[Collected data]
⟨

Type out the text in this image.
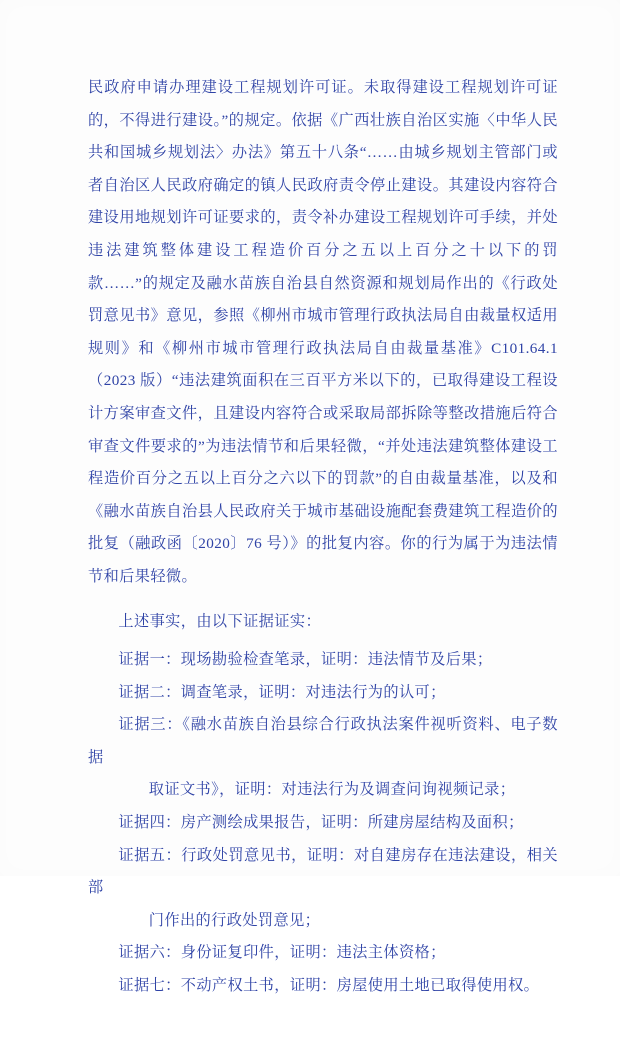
民政府申请办理建设工程规划许可证。未取得建设工程规划许可证的，不得进行建设。”的规定。依据《广西壮族自治区实施〈中华人民共和国城乡规划法〉办法》第五十八条“……由城乡规划主管部门或者自治区人民政府确定的镇人民政府责令停止建设。其建设内容符合建设用地规划许可证要求的，责令补办建设工程规划许可手续，并处违法建筑整体建设工程造价百分之五以上百分之十以下的罚款……”的规定及融水苗族自治县自然资源和规划局作出的《行政处罚意见书》意见，参照《柳州市城市管理行政执法局自由裁量权适用规则》和《柳州市城市管理行政执法局自由裁量基准》C101.64.1（2023 版）“违法建筑面积在三百平方米以下的，已取得建设工程设计方案审查文件，且建设内容符合或采取局部拆除等整改措施后符合审查文件要求的”为违法情节和后果轻微，“并处违法建筑整体建设工程造价百分之五以上百分之六以下的罚款”的自由裁量基准，以及和《融水苗族自治县人民政府关于城市基础设施配套费建筑工程造价的批复（融政函〔2020〕76 号）》的批复内容。你的行为属于为违法情节和后果轻微。

上述事实，由以下证据证实：

证据一：现场勘验检查笔录，证明：违法情节及后果；
证据二：调查笔录，证明：对违法行为的认可；
证据三：《融水苗族自治县综合行政执法案件视听资料、电子数据
取证文书》，证明：对违法行为及调查问询视频记录；
证据四：房产测绘成果报告，证明：所建房屋结构及面积；
证据五：行政处罚意见书，证明：对自建房存在违法建设，相关部
门作出的行政处罚意见；
证据六：身份证复印件，证明：违法主体资格；
证据七：不动产权土书，证明：房屋使用土地已取得使用权。
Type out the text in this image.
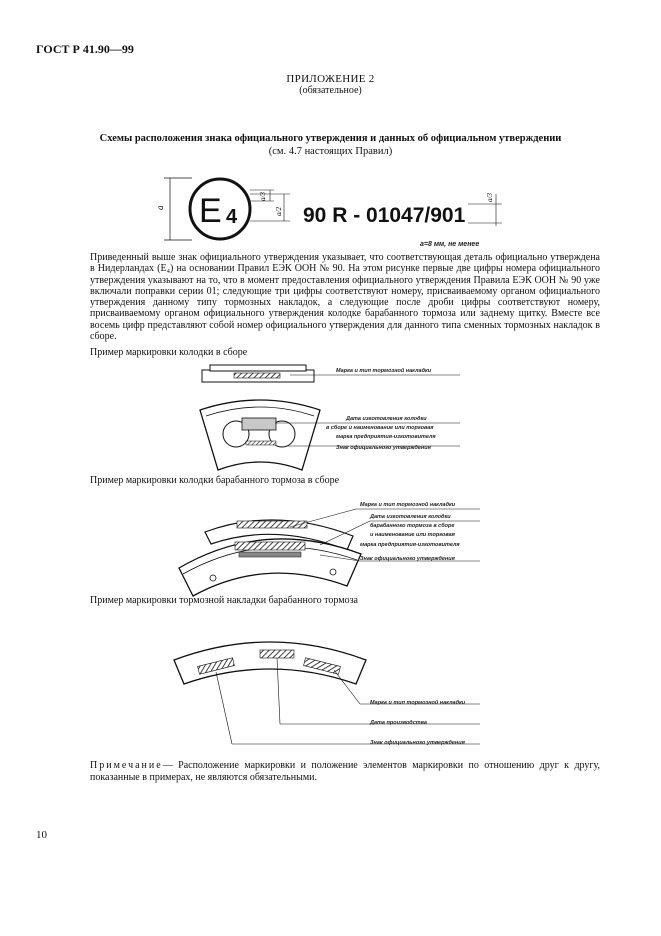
ГОСТ Р 41.90—99
ПРИЛОЖЕНИЕ 2
(обязательное)
Схемы расположения знака официального утверждения и данных об официальном утверждении
(см. 4.7 настоящих Правил)
a E 4
a/3
a/2 90 R - 01047/901
a/3
a=8 мм, не менее

Приведенный выше знак официального утверждения указывает, что соответствующая деталь официально утверждена в Нидерландах (E₄) на основании Правил ЕЭК ООН № 90. На этом рисунке первые две цифры номера официального утверждения указывают на то, что в момент предоставления официального утверждения Правила ЕЭК ООН № 90 уже включали поправки серии 01; следующие три цифры соответствуют номеру, присваиваемому органом официального утверждения данному типу тормозных накладок, а следующие после дроби цифры соответствуют номеру, присваиваемому органом официального утверждения колодке барабанного тормоза или заднему щитку. Вместе все восемь цифр представляют собой номер официального утверждения для данного типа сменных тормозных накладок в сборе.

Пример маркировки колодки в сборе
Марка и тип тормозной накладки
Дата изготовления колодки
в сборе и наименование или торговая
марка предприятия-изготовителя
Знак официального утверждения
Пример маркировки колодки барабанного тормоза в сборе
Марка и тип тормозной накладки
Дата изготовления колодки
барабанного тормоза в сборе
и наименование или торговая
марка предприятия-изготовителя
Знак официального утверждения
Пример маркировки тормозной накладки барабанного тормоза
Марка и тип тормозной накладки
Дата производства
Знак официального утверждения
Примечание— Расположение маркировки и положение элементов маркировки по отношению друг к другу, показанные в примерах, не являются обязательными.
10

⟩

Copy the material shown above in full and exactly. Skip the pictures.

◆ OUTPUT OF THE EXERCISE:
Type out the text in this image.
民政府申请办理建设工程规划许可证。未取得建设工程规划许可证的，不得进行建设。”的规定。依据《广西壮族自治区实施〈中华人民共和国城乡规划法〉办法》第五十八条“……由城乡规划主管部门或者自治区人民政府确定的镇人民政府责令停止建设。其建设内容符合建设用地规划许可证要求的，责令补办建设工程规划许可手续，并处违法建筑整体建设工程造价百分之五以上百分之十以下的罚款……”的规定及融水苗族自治县自然资源和规划局作出的《行政处罚意见书》意见，参照《柳州市城市管理行政执法局自由裁量权适用规则》和《柳州市城市管理行政执法局自由裁量基准》C101.64.1（2023 版）“违法建筑面积在三百平方米以下的，已取得建设工程设计方案审查文件，且建设内容符合或采取局部拆除等整改措施后符合审查文件要求的”为违法情节和后果轻微，“并处违法建筑整体建设工程造价百分之五以上百分之六以下的罚款”的自由裁量基准，以及和《融水苗族自治县人民政府关于城市基础设施配套费建筑工程造价的批复（融政函〔2020〕76 号）》的批复内容。你的行为属于为违法情节和后果轻微。

上述事实，由以下证据证实：

证据一：现场勘验检查笔录，证明：违法情节及后果；
证据二：调查笔录，证明：对违法行为的认可；
证据三：《融水苗族自治县综合行政执法案件视听资料、电子数据
取证文书》，证明：对违法行为及调查问询视频记录；
证据四：房产测绘成果报告，证明：所建房屋结构及面积；
证据五：行政处罚意见书，证明：对自建房存在违法建设，相关部
门作出的行政处罚意见；
证据六：身份证复印件，证明：违法主体资格；
证据七：不动产权土书，证明：房屋使用土地已取得使用权。
Type out the text in this image.
ГОСТ Р 41.90—99
ПРИЛОЖЕНИЕ 2
(обязательное)
Схемы расположения знака официального утверждения и данных об официальном утверждении
(см. 4.7 настоящих Правил)
a E 4
a/3
a/2 90 R - 01047/901
a/3
a=8 мм, не менее

Приведенный выше знак официального утверждения указывает, что соответствующая деталь официально утверждена в Нидерландах (E₄) на основании Правил ЕЭК ООН № 90. На этом рисунке первые две цифры номера официального утверждения указывают на то, что в момент предоставления официального утверждения Правила ЕЭК ООН № 90 уже включали поправки серии 01; следующие три цифры соответствуют номеру, присваиваемому органом официального утверждения данному типу тормозных накладок, а следующие после дроби цифры соответствуют номеру, присваиваемому органом официального утверждения колодке барабанного тормоза или заднему щитку. Вместе все восемь цифр представляют собой номер официального утверждения для данного типа сменных тормозных накладок в сборе.

Пример маркировки колодки в сборе
Марка и тип тормозной накладки
Дата изготовления колодки
в сборе и наименование или торговая
марка предприятия-изготовителя
Знак официального утверждения
Пример маркировки колодки барабанного тормоза в сборе
Марка и тип тормозной накладки
Дата изготовления колодки
барабанного тормоза в сборе
и наименование или торговая
марка предприятия-изготовителя
Знак официального утверждения
Пример маркировки тормозной накладки барабанного тормоза
Марка и тип тормозной накладки
Дата производства
Знак официального утверждения
Примечание— Расположение маркировки и положение элементов маркировки по отношению друг к другу, показанные в примерах, не являются обязательными.
10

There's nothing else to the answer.